**Material for the task:**

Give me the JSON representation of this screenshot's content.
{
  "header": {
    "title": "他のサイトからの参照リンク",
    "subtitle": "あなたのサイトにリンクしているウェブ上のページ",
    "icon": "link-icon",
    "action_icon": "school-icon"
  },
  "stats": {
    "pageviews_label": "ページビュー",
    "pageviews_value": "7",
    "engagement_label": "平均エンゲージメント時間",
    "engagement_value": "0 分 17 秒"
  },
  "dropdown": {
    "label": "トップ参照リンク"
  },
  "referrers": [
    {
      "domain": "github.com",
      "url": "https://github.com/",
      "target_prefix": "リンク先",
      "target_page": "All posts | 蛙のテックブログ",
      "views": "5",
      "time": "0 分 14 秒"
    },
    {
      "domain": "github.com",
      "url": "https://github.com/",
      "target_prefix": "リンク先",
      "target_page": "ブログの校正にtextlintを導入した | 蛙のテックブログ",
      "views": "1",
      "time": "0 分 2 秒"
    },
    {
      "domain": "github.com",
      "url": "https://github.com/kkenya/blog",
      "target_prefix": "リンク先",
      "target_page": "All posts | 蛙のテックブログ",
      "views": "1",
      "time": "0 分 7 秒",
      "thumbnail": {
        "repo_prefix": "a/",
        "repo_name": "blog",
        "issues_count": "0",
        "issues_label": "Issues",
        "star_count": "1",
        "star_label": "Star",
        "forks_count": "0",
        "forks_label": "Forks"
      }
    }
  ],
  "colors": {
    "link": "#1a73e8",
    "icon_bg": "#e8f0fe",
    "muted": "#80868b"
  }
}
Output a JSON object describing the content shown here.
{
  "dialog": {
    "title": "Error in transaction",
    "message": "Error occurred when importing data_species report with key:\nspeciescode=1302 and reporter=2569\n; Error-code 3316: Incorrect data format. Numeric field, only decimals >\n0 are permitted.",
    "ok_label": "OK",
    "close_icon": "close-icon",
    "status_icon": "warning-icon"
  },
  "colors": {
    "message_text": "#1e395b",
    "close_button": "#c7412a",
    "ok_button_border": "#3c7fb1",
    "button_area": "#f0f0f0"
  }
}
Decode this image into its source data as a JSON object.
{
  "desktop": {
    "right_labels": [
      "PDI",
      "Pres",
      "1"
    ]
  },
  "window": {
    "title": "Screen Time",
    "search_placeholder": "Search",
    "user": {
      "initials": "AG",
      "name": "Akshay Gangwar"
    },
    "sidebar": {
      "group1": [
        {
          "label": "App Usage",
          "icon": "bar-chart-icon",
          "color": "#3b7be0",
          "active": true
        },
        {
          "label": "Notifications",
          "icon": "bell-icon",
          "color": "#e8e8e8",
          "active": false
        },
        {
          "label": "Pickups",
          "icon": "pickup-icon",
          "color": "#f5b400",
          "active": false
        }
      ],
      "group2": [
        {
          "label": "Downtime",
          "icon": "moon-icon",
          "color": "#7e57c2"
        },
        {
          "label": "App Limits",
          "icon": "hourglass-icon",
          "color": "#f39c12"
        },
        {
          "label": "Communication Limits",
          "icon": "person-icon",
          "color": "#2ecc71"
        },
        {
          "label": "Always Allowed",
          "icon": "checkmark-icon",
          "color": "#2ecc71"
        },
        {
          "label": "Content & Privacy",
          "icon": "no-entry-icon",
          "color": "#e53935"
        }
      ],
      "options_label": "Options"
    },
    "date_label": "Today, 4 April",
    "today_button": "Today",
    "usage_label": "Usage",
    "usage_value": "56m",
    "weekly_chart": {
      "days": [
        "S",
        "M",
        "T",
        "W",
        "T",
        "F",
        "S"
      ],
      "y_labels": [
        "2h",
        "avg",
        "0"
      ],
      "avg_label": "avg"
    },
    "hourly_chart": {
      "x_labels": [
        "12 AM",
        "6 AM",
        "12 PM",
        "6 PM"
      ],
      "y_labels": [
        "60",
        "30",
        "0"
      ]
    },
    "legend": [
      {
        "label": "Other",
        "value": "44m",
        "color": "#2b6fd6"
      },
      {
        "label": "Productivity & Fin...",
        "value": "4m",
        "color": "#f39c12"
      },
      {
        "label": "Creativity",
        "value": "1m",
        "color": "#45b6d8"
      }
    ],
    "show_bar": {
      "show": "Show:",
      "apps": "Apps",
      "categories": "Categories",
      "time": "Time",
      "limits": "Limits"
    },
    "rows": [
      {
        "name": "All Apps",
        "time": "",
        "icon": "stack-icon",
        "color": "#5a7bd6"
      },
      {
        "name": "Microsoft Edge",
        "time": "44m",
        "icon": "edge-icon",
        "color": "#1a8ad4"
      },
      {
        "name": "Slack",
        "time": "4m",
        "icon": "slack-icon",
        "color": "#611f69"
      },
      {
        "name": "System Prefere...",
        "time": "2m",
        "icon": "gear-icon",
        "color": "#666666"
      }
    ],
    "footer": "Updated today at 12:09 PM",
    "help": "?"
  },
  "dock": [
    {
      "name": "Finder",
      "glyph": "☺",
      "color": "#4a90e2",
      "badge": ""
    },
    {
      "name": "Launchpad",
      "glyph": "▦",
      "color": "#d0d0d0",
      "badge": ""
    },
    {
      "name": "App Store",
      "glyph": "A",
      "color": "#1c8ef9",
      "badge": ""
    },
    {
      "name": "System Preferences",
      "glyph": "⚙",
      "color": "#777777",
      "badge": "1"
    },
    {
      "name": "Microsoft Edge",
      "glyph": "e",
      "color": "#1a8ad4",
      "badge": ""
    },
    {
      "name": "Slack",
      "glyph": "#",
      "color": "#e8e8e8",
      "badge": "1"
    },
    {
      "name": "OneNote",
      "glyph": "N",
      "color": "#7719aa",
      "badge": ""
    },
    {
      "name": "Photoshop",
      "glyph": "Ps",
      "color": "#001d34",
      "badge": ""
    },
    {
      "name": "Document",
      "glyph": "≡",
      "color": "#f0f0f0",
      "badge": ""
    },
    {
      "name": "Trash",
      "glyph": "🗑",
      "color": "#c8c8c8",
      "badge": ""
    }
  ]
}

**Set task:** Above are the records; retype them all without a single difference.

**Answer below:**
Give me the JSON representation of this screenshot's content.
{
  "header": {
    "title": "他のサイトからの参照リンク",
    "subtitle": "あなたのサイトにリンクしているウェブ上のページ",
    "icon": "link-icon",
    "action_icon": "school-icon"
  },
  "stats": {
    "pageviews_label": "ページビュー",
    "pageviews_value": "7",
    "engagement_label": "平均エンゲージメント時間",
    "engagement_value": "0 分 17 秒"
  },
  "dropdown": {
    "label": "トップ参照リンク"
  },
  "referrers": [
    {
      "domain": "github.com",
      "url": "https://github.com/",
      "target_prefix": "リンク先",
      "target_page": "All posts | 蛙のテックブログ",
      "views": "5",
      "time": "0 分 14 秒"
    },
    {
      "domain": "github.com",
      "url": "https://github.com/",
      "target_prefix": "リンク先",
      "target_page": "ブログの校正にtextlintを導入した | 蛙のテックブログ",
      "views": "1",
      "time": "0 分 2 秒"
    },
    {
      "domain": "github.com",
      "url": "https://github.com/kkenya/blog",
      "target_prefix": "リンク先",
      "target_page": "All posts | 蛙のテックブログ",
      "views": "1",
      "time": "0 分 7 秒",
      "thumbnail": {
        "repo_prefix": "a/",
        "repo_name": "blog",
        "issues_count": "0",
        "issues_label": "Issues",
        "star_count": "1",
        "star_label": "Star",
        "forks_count": "0",
        "forks_label": "Forks"
      }
    }
  ],
  "colors": {
    "link": "#1a73e8",
    "icon_bg": "#e8f0fe",
    "muted": "#80868b"
  }
}
Output a JSON object describing the content shown here.
{
  "dialog": {
    "title": "Error in transaction",
    "message": "Error occurred when importing data_species report with key:\nspeciescode=1302 and reporter=2569\n; Error-code 3316: Incorrect data format. Numeric field, only decimals >\n0 are permitted.",
    "ok_label": "OK",
    "close_icon": "close-icon",
    "status_icon": "warning-icon"
  },
  "colors": {
    "message_text": "#1e395b",
    "close_button": "#c7412a",
    "ok_button_border": "#3c7fb1",
    "button_area": "#f0f0f0"
  }
}
Decode this image into its source data as a JSON object.
{
  "desktop": {
    "right_labels": [
      "PDI",
      "Pres",
      "1"
    ]
  },
  "window": {
    "title": "Screen Time",
    "search_placeholder": "Search",
    "user": {
      "initials": "AG",
      "name": "Akshay Gangwar"
    },
    "sidebar": {
      "group1": [
        {
          "label": "App Usage",
          "icon": "bar-chart-icon",
          "color": "#3b7be0",
          "active": true
        },
        {
          "label": "Notifications",
          "icon": "bell-icon",
          "color": "#e8e8e8",
          "active": false
        },
        {
          "label": "Pickups",
          "icon": "pickup-icon",
          "color": "#f5b400",
          "active": false
        }
      ],
      "group2": [
        {
          "label": "Downtime",
          "icon": "moon-icon",
          "color": "#7e57c2"
        },
        {
          "label": "App Limits",
          "icon": "hourglass-icon",
          "color": "#f39c12"
        },
        {
          "label": "Communication Limits",
          "icon": "person-icon",
          "color": "#2ecc71"
        },
        {
          "label": "Always Allowed",
          "icon": "checkmark-icon",
          "color": "#2ecc71"
        },
        {
          "label": "Content & Privacy",
          "icon": "no-entry-icon",
          "color": "#e53935"
        }
      ],
      "options_label": "Options"
    },
    "date_label": "Today, 4 April",
    "today_button": "Today",
    "usage_label": "Usage",
    "usage_value": "56m",
    "weekly_chart": {
      "days": [
        "S",
        "M",
        "T",
        "W",
        "T",
        "F",
        "S"
      ],
      "y_labels": [
        "2h",
        "avg",
        "0"
      ],
      "avg_label": "avg"
    },
    "hourly_chart": {
      "x_labels": [
        "12 AM",
        "6 AM",
        "12 PM",
        "6 PM"
      ],
      "y_labels": [
        "60",
        "30",
        "0"
      ]
    },
    "legend": [
      {
        "label": "Other",
        "value": "44m",
        "color": "#2b6fd6"
      },
      {
        "label": "Productivity & Fin...",
        "value": "4m",
        "color": "#f39c12"
      },
      {
        "label": "Creativity",
        "value": "1m",
        "color": "#45b6d8"
      }
    ],
    "show_bar": {
      "show": "Show:",
      "apps": "Apps",
      "categories": "Categories",
      "time": "Time",
      "limits": "Limits"
    },
    "rows": [
      {
        "name": "All Apps",
        "time": "",
        "icon": "stack-icon",
        "color": "#5a7bd6"
      },
      {
        "name": "Microsoft Edge",
        "time": "44m",
        "icon": "edge-icon",
        "color": "#1a8ad4"
      },
      {
        "name": "Slack",
        "time": "4m",
        "icon": "slack-icon",
        "color": "#611f69"
      },
      {
        "name": "System Prefere...",
        "time": "2m",
        "icon": "gear-icon",
        "color": "#666666"
      }
    ],
    "footer": "Updated today at 12:09 PM",
    "help": "?"
  },
  "dock": [
    {
      "name": "Finder",
      "glyph": "☺",
      "color": "#4a90e2",
      "badge": ""
    },
    {
      "name": "Launchpad",
      "glyph": "▦",
      "color": "#d0d0d0",
      "badge": ""
    },
    {
      "name": "App Store",
      "glyph": "A",
      "color": "#1c8ef9",
      "badge": ""
    },
    {
      "name": "System Preferences",
      "glyph": "⚙",
      "color": "#777777",
      "badge": "1"
    },
    {
      "name": "Microsoft Edge",
      "glyph": "e",
      "color": "#1a8ad4",
      "badge": ""
    },
    {
      "name": "Slack",
      "glyph": "#",
      "color": "#e8e8e8",
      "badge": "1"
    },
    {
      "name": "OneNote",
      "glyph": "N",
      "color": "#7719aa",
      "badge": ""
    },
    {
      "name": "Photoshop",
      "glyph": "Ps",
      "color": "#001d34",
      "badge": ""
    },
    {
      "name": "Document",
      "glyph": "≡",
      "color": "#f0f0f0",
      "badge": ""
    },
    {
      "name": "Trash",
      "glyph": "🗑",
      "color": "#c8c8c8",
      "badge": ""
    }
  ]
}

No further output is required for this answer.